| WORK TO COMPLETE |
Copy every line in the records below that contains the word "Владислав".
* BEGIN EXTRACTED MATERIAL *
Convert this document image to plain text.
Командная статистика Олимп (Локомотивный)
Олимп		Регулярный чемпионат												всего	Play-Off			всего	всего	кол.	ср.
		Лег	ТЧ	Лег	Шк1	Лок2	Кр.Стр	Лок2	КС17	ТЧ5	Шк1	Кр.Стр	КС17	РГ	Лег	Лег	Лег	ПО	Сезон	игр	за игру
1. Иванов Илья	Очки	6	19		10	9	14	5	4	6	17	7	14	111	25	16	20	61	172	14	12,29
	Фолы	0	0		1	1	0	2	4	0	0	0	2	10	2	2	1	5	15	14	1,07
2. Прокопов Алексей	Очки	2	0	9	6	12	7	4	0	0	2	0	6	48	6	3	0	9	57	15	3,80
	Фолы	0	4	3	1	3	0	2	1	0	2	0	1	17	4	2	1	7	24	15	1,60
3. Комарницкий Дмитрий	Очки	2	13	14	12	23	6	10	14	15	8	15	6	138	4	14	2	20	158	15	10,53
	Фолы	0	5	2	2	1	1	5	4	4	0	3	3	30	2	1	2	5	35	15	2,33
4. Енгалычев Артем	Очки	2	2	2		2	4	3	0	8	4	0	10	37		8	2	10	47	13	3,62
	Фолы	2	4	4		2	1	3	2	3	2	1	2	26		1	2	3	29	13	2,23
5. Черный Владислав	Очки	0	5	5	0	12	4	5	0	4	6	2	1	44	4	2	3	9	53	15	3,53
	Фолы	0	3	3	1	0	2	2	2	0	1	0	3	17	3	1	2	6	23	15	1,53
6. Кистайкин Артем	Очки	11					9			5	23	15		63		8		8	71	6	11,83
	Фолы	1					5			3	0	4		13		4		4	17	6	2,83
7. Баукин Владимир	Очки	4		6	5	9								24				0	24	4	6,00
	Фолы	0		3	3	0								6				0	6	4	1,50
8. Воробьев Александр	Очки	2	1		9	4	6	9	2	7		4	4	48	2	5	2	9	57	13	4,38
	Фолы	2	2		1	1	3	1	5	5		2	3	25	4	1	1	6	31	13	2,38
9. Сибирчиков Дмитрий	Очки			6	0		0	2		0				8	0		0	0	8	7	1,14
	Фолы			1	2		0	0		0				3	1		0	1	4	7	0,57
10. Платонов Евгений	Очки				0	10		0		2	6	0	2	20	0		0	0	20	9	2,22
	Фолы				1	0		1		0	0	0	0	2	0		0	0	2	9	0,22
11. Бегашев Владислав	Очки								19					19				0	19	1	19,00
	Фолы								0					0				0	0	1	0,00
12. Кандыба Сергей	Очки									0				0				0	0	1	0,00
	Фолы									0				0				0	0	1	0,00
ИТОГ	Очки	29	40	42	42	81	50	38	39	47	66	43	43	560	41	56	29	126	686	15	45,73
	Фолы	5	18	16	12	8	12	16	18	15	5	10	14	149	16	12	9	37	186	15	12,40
* END EXTRACTED MATERIAL *
| COMPLETE ANSWER |
5. Черный Владислав	Очки	0	5	5	0	12	4	5	0	4	6	2	1	44	4	2	3	9	53	15	3,53
11. Бегашев Владислав	Очки								19					19				0	19	1	19,00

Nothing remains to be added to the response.